EXERCISE PROMPT.
Extract every line where the string "meal" appears.

-- PROVIDED ENTRIES start --

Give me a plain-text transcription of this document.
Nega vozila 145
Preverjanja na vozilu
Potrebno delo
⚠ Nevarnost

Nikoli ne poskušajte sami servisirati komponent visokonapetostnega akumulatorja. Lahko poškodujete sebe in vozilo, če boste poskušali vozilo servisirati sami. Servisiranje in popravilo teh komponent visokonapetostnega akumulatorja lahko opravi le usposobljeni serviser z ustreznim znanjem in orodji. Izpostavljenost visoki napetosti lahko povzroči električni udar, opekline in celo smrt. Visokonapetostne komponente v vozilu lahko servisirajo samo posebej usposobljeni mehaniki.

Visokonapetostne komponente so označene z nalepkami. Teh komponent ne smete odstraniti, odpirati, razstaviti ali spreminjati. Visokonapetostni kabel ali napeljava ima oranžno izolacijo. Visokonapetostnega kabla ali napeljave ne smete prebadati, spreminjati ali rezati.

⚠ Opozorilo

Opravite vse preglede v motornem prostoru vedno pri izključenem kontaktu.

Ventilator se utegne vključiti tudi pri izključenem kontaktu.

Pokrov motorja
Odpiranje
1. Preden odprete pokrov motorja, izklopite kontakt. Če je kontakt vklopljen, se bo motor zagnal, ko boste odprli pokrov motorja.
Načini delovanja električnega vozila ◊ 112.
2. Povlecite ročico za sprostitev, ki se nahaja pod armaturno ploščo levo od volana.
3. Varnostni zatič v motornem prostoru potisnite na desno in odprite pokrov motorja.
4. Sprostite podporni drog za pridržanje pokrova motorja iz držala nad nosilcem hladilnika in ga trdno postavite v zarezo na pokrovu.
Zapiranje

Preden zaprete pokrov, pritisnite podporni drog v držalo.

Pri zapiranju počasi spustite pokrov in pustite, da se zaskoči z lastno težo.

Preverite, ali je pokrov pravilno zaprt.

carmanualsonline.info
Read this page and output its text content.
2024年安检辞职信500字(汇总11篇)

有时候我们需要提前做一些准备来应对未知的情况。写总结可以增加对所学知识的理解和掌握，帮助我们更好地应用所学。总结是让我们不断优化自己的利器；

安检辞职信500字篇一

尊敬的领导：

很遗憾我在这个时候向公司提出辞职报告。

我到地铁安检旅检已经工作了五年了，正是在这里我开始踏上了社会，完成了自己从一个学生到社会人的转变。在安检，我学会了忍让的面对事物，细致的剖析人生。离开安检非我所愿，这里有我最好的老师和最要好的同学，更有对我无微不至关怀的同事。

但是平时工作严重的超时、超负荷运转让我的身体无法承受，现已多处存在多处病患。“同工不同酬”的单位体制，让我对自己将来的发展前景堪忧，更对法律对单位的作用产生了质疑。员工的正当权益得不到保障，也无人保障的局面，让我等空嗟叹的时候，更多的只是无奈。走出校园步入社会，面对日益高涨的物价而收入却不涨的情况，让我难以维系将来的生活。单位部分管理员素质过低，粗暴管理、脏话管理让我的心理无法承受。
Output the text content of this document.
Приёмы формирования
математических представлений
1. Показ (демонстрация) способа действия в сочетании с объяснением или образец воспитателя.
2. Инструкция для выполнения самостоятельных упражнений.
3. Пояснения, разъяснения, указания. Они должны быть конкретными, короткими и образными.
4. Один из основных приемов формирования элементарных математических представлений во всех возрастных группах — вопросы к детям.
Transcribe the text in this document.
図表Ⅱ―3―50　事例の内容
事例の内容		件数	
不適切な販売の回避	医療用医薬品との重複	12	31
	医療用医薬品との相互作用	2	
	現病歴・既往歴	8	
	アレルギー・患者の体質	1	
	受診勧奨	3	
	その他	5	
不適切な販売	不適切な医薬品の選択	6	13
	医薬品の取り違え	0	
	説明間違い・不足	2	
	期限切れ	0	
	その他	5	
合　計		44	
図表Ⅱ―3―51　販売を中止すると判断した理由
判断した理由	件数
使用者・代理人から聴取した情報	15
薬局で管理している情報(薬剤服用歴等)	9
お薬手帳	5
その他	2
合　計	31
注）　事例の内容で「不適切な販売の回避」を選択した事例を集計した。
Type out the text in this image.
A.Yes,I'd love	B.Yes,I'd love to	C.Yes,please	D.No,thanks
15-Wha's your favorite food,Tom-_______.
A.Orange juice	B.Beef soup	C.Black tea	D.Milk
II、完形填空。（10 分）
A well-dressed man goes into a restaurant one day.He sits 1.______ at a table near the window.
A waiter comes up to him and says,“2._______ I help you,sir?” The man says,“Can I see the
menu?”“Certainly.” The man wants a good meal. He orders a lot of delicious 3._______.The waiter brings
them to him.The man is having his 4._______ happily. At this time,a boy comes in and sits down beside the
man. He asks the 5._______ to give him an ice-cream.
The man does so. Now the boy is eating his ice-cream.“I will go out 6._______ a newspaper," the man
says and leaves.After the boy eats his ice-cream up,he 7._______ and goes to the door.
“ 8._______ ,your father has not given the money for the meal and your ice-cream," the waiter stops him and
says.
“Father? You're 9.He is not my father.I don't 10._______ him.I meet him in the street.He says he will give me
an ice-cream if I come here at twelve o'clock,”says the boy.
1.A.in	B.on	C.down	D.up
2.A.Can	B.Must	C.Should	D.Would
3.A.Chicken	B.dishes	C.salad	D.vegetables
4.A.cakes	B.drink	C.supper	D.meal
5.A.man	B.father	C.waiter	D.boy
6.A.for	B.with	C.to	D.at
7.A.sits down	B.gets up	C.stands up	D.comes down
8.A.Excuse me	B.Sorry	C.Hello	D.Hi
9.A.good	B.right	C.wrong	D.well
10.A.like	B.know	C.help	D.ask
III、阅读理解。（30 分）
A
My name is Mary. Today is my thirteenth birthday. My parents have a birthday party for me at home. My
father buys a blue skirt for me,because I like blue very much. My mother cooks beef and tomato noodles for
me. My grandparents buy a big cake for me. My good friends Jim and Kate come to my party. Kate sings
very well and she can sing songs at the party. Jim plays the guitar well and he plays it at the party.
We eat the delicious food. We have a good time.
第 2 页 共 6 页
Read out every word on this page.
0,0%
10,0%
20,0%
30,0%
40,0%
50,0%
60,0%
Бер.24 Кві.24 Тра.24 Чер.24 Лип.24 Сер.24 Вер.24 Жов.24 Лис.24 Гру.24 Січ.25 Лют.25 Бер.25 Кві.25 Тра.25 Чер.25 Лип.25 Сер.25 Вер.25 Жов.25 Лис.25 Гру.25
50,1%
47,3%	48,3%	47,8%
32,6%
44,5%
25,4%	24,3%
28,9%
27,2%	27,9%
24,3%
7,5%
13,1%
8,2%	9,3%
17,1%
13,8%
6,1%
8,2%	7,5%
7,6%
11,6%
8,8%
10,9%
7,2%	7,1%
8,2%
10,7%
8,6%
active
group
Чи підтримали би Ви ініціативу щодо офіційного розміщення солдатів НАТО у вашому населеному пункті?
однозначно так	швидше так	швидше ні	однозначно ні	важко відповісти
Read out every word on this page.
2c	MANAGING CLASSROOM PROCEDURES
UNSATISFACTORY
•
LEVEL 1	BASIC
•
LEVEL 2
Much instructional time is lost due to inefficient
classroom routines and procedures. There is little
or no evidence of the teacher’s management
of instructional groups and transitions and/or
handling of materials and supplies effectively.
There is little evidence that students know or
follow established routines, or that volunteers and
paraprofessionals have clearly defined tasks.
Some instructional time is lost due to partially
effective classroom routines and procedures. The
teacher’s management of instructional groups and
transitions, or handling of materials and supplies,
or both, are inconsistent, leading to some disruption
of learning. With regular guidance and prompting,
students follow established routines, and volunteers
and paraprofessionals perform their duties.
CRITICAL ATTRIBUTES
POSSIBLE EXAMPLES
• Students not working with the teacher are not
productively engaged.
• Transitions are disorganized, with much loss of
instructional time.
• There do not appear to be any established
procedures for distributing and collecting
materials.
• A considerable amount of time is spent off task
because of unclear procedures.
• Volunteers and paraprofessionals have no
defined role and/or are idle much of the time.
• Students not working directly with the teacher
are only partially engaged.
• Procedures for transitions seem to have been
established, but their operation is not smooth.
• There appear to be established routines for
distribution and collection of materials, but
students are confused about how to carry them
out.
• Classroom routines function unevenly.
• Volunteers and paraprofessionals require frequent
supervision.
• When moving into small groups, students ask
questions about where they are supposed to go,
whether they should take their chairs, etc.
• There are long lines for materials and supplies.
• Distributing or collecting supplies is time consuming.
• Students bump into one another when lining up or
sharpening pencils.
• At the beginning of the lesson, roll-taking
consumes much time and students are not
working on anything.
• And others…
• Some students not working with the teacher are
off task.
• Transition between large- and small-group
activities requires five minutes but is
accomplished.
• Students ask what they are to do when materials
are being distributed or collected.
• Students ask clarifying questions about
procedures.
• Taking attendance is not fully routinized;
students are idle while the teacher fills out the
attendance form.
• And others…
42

-- PROVIDED ENTRIES end --

SOLUTION TO THIS EXERCISE.
menu?”“Certainly.” The man wants a good meal. He orders a lot of delicious 3._______.The waiter brings
“ 8._______ ,your father has not given the money for the meal and your ice-cream," the waiter stops him and
4.A.cakes	B.drink	C.supper	D.meal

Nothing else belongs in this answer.